WHAT YOU SHOULD DO
List each line of the data in which the string "workflows" appears.

....

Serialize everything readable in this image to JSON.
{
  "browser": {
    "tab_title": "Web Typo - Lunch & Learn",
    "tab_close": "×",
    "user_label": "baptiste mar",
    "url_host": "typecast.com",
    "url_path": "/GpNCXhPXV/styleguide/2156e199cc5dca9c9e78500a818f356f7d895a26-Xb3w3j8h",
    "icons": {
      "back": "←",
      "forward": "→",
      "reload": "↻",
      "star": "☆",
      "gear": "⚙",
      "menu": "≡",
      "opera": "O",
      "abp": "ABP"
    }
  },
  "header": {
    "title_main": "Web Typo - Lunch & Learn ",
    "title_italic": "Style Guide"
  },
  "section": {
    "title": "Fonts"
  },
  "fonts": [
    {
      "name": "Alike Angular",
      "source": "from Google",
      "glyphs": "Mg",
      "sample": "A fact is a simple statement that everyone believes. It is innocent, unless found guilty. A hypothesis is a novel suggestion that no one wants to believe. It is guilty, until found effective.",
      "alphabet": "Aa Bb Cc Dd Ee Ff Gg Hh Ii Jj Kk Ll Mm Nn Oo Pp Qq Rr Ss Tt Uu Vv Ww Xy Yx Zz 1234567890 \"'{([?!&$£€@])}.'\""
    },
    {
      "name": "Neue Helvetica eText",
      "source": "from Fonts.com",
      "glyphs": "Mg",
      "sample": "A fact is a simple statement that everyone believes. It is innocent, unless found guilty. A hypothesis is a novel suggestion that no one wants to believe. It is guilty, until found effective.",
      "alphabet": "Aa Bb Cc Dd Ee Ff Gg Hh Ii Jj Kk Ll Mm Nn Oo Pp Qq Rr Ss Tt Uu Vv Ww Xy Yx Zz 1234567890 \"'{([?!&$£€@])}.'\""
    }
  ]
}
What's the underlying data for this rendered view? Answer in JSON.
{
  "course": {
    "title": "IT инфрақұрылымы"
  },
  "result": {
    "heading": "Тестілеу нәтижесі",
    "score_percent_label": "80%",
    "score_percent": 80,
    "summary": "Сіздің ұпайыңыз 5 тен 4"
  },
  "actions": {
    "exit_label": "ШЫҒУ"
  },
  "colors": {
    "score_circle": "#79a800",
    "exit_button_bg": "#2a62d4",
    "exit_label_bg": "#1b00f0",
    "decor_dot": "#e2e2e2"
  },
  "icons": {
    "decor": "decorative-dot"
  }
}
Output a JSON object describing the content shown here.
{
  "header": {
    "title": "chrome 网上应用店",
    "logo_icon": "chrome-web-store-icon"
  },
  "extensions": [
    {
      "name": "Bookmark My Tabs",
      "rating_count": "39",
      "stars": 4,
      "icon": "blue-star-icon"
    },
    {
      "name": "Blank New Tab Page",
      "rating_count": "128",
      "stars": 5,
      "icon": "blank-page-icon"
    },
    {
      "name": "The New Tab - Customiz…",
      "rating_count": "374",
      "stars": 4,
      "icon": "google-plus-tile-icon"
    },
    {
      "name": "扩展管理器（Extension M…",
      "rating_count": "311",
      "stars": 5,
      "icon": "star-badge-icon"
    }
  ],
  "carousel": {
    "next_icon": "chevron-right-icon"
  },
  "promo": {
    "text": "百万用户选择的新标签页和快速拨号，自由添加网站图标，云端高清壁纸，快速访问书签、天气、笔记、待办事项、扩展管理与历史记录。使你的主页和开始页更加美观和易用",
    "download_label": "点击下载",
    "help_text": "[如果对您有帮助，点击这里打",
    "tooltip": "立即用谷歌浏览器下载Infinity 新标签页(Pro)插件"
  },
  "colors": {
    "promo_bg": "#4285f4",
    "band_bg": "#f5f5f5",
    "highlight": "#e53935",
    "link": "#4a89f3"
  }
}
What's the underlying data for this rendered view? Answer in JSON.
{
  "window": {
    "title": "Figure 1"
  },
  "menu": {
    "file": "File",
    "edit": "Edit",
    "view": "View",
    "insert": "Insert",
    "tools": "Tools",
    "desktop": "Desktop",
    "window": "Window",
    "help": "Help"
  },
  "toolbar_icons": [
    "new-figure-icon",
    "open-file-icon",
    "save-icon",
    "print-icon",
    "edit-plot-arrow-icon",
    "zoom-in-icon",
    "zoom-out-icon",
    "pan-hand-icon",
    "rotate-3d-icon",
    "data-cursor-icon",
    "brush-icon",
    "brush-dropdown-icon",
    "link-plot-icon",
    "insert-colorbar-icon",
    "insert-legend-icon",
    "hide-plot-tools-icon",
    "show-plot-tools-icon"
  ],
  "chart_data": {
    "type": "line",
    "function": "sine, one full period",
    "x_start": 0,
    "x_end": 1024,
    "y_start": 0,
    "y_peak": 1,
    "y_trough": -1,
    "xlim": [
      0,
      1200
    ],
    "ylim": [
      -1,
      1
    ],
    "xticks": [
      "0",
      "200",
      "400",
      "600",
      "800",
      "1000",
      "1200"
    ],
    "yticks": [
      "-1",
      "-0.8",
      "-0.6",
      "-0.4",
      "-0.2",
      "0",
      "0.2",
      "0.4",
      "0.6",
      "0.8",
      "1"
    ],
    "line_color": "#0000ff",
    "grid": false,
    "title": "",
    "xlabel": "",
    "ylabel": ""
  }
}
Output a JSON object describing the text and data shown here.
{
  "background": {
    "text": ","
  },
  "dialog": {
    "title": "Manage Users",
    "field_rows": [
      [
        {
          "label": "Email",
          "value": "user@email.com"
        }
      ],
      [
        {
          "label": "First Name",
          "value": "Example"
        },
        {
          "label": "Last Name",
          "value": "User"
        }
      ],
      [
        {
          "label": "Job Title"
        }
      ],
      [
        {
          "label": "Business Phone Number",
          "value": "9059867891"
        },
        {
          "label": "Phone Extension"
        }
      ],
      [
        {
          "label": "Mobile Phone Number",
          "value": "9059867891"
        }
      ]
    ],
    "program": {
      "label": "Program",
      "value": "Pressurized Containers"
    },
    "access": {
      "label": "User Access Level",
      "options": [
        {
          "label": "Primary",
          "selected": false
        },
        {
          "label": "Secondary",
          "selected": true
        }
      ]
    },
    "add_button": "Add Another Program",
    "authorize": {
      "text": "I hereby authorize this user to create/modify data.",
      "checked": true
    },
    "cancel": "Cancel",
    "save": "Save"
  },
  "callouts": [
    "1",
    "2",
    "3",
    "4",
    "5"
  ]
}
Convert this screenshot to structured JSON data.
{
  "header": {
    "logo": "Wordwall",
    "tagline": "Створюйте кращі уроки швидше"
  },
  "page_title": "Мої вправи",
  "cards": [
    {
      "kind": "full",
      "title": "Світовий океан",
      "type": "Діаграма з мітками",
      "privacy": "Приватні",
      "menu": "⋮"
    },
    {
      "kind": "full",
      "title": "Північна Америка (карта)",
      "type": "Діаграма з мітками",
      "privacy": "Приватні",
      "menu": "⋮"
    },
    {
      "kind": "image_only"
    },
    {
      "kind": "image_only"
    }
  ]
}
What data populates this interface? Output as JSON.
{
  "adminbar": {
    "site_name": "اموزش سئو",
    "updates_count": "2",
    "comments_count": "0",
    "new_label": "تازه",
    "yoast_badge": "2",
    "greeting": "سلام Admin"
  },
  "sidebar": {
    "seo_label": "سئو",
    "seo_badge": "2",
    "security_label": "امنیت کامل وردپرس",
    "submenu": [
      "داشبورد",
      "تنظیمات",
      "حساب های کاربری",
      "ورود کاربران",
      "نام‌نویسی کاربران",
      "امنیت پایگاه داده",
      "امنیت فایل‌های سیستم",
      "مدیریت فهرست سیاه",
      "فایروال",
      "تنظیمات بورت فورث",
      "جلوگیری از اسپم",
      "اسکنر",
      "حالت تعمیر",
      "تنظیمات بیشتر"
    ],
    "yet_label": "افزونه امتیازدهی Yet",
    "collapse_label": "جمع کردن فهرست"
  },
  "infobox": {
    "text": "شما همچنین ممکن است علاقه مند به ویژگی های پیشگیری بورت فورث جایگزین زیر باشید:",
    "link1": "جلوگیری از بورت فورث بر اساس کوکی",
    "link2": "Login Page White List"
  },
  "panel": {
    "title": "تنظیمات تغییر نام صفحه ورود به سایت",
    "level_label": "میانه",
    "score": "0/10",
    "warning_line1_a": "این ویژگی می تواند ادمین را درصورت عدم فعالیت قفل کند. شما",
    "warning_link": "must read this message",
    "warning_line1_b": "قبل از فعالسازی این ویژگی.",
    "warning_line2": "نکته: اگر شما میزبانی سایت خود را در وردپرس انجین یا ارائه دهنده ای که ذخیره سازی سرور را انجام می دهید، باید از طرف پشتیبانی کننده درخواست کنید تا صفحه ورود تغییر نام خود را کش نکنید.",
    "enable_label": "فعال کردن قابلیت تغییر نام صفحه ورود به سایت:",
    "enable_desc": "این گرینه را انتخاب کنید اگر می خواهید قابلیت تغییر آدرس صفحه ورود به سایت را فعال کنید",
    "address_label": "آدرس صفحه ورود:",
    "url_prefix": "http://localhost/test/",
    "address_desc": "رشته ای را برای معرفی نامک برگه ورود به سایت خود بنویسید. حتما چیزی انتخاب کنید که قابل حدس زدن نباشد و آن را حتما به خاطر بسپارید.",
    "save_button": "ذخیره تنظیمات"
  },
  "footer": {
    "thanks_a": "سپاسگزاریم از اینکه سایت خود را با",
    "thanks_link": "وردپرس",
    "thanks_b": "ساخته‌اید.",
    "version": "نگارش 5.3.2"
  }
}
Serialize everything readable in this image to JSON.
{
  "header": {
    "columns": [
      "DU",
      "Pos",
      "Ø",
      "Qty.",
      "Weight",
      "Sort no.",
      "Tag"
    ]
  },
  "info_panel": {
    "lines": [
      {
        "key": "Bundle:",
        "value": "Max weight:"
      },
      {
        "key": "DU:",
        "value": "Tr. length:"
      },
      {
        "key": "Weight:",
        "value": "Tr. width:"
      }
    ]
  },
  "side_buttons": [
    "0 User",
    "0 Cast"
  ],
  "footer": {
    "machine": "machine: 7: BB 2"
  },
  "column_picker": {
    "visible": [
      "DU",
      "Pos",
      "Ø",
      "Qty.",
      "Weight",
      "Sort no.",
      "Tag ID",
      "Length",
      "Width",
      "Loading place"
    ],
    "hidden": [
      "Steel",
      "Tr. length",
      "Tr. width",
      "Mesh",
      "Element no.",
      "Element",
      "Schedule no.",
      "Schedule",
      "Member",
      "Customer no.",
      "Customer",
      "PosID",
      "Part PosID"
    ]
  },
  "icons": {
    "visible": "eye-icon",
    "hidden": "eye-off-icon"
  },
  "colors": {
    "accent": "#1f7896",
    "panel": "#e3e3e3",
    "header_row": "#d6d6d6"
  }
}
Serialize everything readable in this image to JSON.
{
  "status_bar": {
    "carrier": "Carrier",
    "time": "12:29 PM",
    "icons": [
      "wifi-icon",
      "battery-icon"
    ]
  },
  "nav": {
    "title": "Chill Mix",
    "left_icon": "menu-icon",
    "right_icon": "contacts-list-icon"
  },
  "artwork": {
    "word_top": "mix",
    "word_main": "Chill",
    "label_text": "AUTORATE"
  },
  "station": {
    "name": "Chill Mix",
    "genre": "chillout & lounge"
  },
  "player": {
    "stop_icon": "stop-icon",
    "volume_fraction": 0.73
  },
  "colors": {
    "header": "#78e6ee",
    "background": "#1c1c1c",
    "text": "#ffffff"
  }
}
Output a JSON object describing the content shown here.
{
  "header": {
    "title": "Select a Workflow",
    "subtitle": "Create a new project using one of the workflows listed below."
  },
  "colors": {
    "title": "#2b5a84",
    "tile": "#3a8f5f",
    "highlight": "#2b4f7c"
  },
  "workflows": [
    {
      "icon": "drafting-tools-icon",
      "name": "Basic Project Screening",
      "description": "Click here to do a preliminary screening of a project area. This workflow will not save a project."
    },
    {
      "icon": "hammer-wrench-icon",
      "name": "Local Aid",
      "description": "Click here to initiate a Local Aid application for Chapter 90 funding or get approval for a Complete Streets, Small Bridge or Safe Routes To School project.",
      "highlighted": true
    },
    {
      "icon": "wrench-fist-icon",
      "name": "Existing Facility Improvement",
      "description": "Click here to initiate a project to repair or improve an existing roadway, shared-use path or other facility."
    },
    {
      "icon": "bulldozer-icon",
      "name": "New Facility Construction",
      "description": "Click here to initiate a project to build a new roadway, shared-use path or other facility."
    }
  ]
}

....

PROBLEM SOLUTION
    "subtitle": "Create a new project using one of the workflows listed below."
  "workflows": [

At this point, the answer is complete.